»»
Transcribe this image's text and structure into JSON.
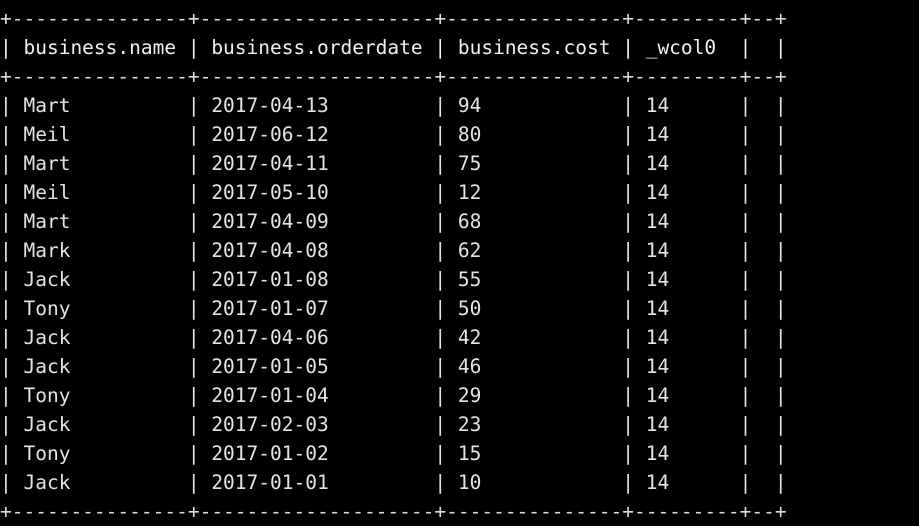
{
  "terminal": {
    "background_color": "#000000",
    "text_color": "#e8e8e8",
    "border_color": "#dcdcdc"
  },
  "table": {
    "columns": [
      {
        "header": "business.name",
        "width": 15,
        "align": "left"
      },
      {
        "header": "business.orderdate",
        "width": 20,
        "align": "left"
      },
      {
        "header": "business.cost",
        "width": 15,
        "align": "left"
      },
      {
        "header": "_wcol0",
        "width": 9,
        "align": "left"
      },
      {
        "header": "",
        "width": 2,
        "align": "left"
      }
    ],
    "row_count": 14,
    "rows": [
      {
        "name": "Mart",
        "orderdate": "2017-04-13",
        "cost": "94",
        "wcol0": "14",
        "extra": ""
      },
      {
        "name": "Meil",
        "orderdate": "2017-06-12",
        "cost": "80",
        "wcol0": "14",
        "extra": ""
      },
      {
        "name": "Mart",
        "orderdate": "2017-04-11",
        "cost": "75",
        "wcol0": "14",
        "extra": ""
      },
      {
        "name": "Meil",
        "orderdate": "2017-05-10",
        "cost": "12",
        "wcol0": "14",
        "extra": ""
      },
      {
        "name": "Mart",
        "orderdate": "2017-04-09",
        "cost": "68",
        "wcol0": "14",
        "extra": ""
      },
      {
        "name": "Mark",
        "orderdate": "2017-04-08",
        "cost": "62",
        "wcol0": "14",
        "extra": ""
      },
      {
        "name": "Jack",
        "orderdate": "2017-01-08",
        "cost": "55",
        "wcol0": "14",
        "extra": ""
      },
      {
        "name": "Tony",
        "orderdate": "2017-01-07",
        "cost": "50",
        "wcol0": "14",
        "extra": ""
      },
      {
        "name": "Jack",
        "orderdate": "2017-04-06",
        "cost": "42",
        "wcol0": "14",
        "extra": ""
      },
      {
        "name": "Jack",
        "orderdate": "2017-01-05",
        "cost": "46",
        "wcol0": "14",
        "extra": ""
      },
      {
        "name": "Tony",
        "orderdate": "2017-01-04",
        "cost": "29",
        "wcol0": "14",
        "extra": ""
      },
      {
        "name": "Jack",
        "orderdate": "2017-02-03",
        "cost": "23",
        "wcol0": "14",
        "extra": ""
      },
      {
        "name": "Tony",
        "orderdate": "2017-01-02",
        "cost": "15",
        "wcol0": "14",
        "extra": ""
      },
      {
        "name": "Jack",
        "orderdate": "2017-01-01",
        "cost": "10",
        "wcol0": "14",
        "extra": ""
      }
    ]
  },
  "rendered_lines": {
    "top_rule": "+---------------+--------------------+---------------+---------+--+",
    "header_row": "| business.name | business.orderdate | business.cost | _wcol0  |  |",
    "header_rule": "+---------------+--------------------+---------------+---------+--+",
    "bottom_rule": "+---------------+--------------------+---------------+---------+--+"
  }
}
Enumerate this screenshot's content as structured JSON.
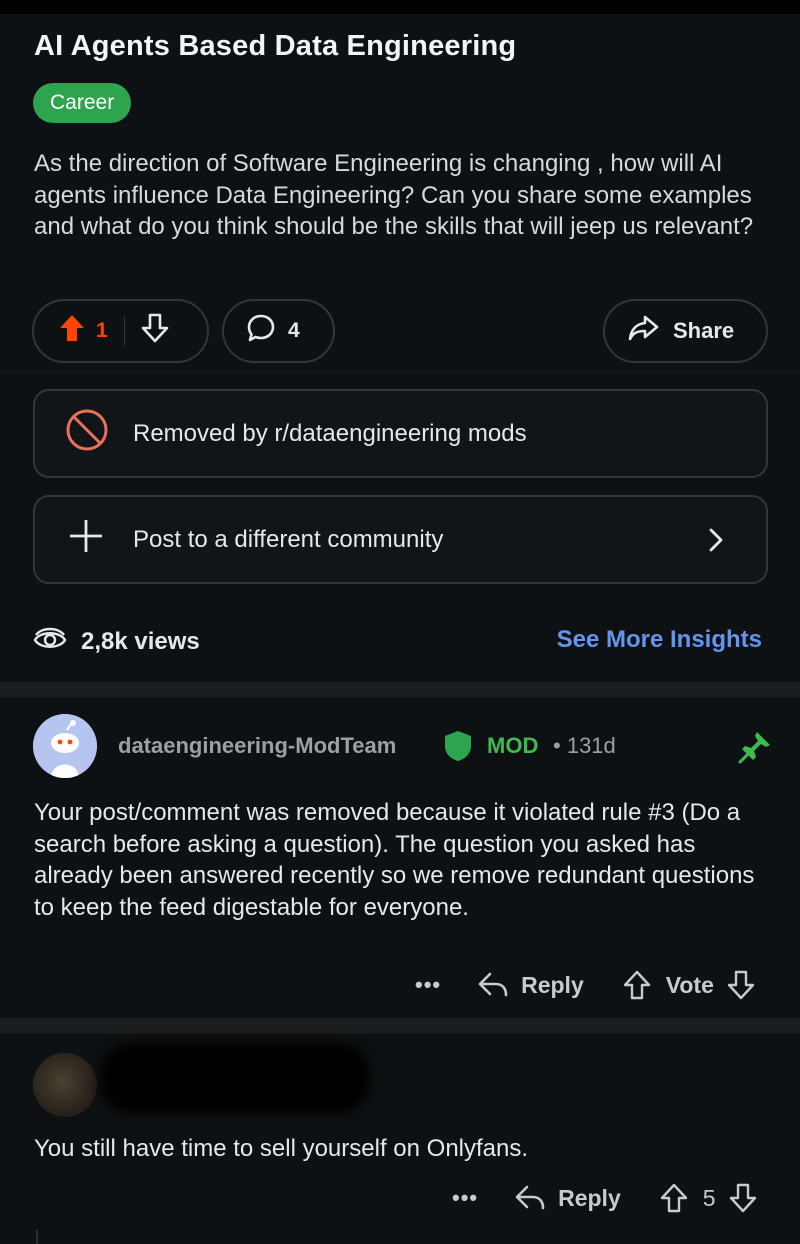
{
  "post": {
    "title": "AI Agents Based Data Engineering",
    "flair": "Career",
    "body": "As the direction of Software Engineering is changing , how will AI agents influence Data Engineering? Can you share some examples and what do you think should be the skills that will jeep us relevant?",
    "upvotes": "1",
    "comments": "4",
    "share_label": "Share"
  },
  "status": {
    "removed_text": "Removed by r/dataengineering mods",
    "repost_text": "Post to a different community"
  },
  "stats": {
    "views": "2,8k views",
    "insights_label": "See More Insights"
  },
  "comments": [
    {
      "author": "dataengineering-ModTeam",
      "badge": "MOD",
      "separator": "•",
      "time": "131d",
      "body": "Your post/comment was removed because it violated rule #3 (Do a search before asking a question). The question you asked has already been answered recently so we remove redundant questions to keep the feed digestable for everyone.",
      "more": "•••",
      "reply_label": "Reply",
      "vote_label": "Vote"
    },
    {
      "body": "You still have time to sell yourself on Onlyfans.",
      "more": "•••",
      "reply_label": "Reply",
      "score": "5"
    }
  ],
  "colors": {
    "background": "#0e1113",
    "flair": "#2ea44f",
    "upvote": "#ff4500",
    "removed": "#e8715a",
    "mod": "#3fb950",
    "link": "#6495ed"
  },
  "icons": [
    "upvote-icon",
    "downvote-icon",
    "comment-icon",
    "share-icon",
    "removed-icon",
    "plus-icon",
    "chevron-right-icon",
    "views-icon",
    "mod-shield-icon",
    "pin-icon",
    "reply-icon"
  ]
}
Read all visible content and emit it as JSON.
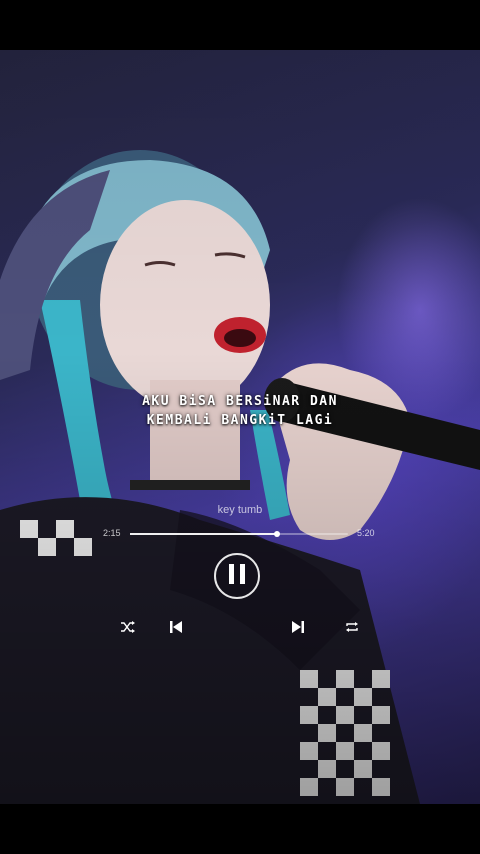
{
  "lyrics": {
    "line1": "AKU BiSA BERSiNAR DAN",
    "line2": "KEMBALi BANGKiT LAGi"
  },
  "player": {
    "song_title": "key tumb",
    "current_time": "2:15",
    "total_time": "5:20",
    "progress": 0.675
  },
  "icons": {
    "shuffle": "shuffle-icon",
    "previous": "skip-previous-icon",
    "pause": "pause-icon",
    "next": "skip-next-icon",
    "repeat": "repeat-icon"
  }
}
««
Given problem:
Extract word for word every line from the line that contains "Read all visible content and emit it as JSON." to the final line of the data, both included, and nothing else; skip the pictures.

Task output:
Read all visible content and emit it as JSON.
{
  "lyrics": {
    "line1": "AKU BiSA BERSiNAR DAN",
    "line2": "KEMBALi BANGKiT LAGi"
  },
  "player": {
    "song_title": "key tumb",
    "current_time": "2:15",
    "total_time": "5:20",
    "progress": 0.675
  },
  "icons": {
    "shuffle": "shuffle-icon",
    "previous": "skip-previous-icon",
    "pause": "pause-icon",
    "next": "skip-next-icon",
    "repeat": "repeat-icon"
  }
}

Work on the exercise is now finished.